=== Material for this exercise ===

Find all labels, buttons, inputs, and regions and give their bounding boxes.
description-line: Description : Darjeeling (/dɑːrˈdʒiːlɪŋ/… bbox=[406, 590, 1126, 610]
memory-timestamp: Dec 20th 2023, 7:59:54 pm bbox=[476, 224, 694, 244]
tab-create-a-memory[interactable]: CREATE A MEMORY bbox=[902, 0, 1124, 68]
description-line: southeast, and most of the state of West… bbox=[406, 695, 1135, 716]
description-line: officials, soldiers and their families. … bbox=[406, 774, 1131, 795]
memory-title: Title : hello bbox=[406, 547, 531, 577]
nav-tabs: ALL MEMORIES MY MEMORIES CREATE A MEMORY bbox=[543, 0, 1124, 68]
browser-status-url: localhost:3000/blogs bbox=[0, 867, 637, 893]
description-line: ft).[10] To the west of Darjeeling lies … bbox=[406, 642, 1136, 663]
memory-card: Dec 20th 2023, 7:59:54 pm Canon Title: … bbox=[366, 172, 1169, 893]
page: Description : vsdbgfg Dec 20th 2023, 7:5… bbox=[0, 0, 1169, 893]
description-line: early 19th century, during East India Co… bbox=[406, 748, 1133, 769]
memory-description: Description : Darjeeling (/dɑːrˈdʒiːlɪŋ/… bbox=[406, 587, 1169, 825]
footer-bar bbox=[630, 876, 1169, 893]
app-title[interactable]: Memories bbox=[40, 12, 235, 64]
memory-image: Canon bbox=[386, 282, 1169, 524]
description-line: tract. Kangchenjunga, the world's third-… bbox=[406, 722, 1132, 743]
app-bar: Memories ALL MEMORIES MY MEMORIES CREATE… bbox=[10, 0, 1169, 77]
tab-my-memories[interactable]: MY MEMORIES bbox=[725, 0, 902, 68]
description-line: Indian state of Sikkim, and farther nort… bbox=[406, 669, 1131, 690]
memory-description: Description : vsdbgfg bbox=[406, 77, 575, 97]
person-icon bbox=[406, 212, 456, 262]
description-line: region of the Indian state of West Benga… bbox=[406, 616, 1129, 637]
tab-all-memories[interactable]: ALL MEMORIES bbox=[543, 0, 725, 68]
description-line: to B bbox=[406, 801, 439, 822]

=== Aim of the task ===
Please reproduce the entries above word for word, from the first entry through the line that contains "tab-create-a-memory[interactable]: CREATE A", including both.

=== Solution below ===
Find all labels, buttons, inputs, and regions and give their bounding boxes.
description-line: Description : Darjeeling (/dɑːrˈdʒiːlɪŋ/… bbox=[406, 590, 1126, 610]
memory-timestamp: Dec 20th 2023, 7:59:54 pm bbox=[476, 224, 694, 244]
tab-create-a-memory[interactable]: CREATE A MEMORY bbox=[902, 0, 1124, 68]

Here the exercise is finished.